DATA FOR THIS EXERCISE
• • • • •
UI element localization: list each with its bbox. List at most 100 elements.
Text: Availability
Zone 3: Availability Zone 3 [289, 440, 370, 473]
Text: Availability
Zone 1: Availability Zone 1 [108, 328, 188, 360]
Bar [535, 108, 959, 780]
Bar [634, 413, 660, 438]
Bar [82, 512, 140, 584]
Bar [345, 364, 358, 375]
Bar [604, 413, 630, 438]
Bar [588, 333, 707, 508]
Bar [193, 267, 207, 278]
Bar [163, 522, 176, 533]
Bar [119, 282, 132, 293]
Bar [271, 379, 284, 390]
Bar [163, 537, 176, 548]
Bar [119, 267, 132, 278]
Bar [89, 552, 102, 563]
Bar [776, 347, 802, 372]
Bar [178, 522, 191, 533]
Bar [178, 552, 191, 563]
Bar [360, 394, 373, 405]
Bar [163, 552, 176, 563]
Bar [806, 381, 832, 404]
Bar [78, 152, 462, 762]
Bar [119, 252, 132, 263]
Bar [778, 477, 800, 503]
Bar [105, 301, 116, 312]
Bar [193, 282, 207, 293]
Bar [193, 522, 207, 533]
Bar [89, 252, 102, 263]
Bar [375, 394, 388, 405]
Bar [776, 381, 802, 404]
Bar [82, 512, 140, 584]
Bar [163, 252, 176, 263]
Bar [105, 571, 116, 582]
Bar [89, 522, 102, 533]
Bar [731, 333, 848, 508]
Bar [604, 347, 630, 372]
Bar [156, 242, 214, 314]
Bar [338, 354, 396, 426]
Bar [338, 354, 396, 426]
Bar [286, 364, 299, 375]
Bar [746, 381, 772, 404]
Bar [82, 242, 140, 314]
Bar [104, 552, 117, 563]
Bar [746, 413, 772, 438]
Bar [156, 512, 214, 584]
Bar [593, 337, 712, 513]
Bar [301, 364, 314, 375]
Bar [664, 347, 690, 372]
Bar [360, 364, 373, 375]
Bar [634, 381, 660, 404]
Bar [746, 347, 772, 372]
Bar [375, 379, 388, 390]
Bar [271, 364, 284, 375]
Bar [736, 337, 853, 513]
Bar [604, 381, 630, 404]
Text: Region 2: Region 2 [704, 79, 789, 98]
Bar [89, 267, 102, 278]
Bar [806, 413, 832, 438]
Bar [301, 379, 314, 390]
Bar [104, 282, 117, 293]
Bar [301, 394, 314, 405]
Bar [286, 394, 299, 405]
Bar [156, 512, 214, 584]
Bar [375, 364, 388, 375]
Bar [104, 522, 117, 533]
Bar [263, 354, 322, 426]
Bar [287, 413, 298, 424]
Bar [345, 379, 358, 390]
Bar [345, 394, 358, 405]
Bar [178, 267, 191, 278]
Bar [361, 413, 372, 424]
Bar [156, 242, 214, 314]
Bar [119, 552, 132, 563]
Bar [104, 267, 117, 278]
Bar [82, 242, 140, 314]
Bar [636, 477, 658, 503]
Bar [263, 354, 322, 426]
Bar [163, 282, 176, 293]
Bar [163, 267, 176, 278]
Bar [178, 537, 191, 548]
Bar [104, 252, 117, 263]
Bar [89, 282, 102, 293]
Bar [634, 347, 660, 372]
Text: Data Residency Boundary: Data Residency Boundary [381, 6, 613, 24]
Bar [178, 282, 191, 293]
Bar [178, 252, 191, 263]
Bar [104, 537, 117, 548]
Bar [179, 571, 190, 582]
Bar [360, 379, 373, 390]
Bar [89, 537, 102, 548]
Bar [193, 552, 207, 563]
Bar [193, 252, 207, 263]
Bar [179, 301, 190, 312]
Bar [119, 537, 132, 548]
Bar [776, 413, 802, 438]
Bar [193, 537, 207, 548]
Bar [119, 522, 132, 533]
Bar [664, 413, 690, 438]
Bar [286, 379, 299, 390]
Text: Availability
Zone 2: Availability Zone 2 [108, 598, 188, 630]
• • • • •
Copy the entries word for word, from the beginning through the line that contains "Bar [806, 381, 832, 404]", including that line.

UI element localization: list each with its bbox. List at most 100 elements.
Text: Availability
Zone 3: Availability Zone 3 [289, 440, 370, 473]
Text: Availability
Zone 1: Availability Zone 1 [108, 328, 188, 360]
Bar [535, 108, 959, 780]
Bar [634, 413, 660, 438]
Bar [82, 512, 140, 584]
Bar [345, 364, 358, 375]
Bar [604, 413, 630, 438]
Bar [588, 333, 707, 508]
Bar [193, 267, 207, 278]
Bar [163, 522, 176, 533]
Bar [119, 282, 132, 293]
Bar [271, 379, 284, 390]
Bar [163, 537, 176, 548]
Bar [119, 267, 132, 278]
Bar [89, 552, 102, 563]
Bar [776, 347, 802, 372]
Bar [178, 522, 191, 533]
Bar [178, 552, 191, 563]
Bar [360, 394, 373, 405]
Bar [163, 552, 176, 563]
Bar [806, 381, 832, 404]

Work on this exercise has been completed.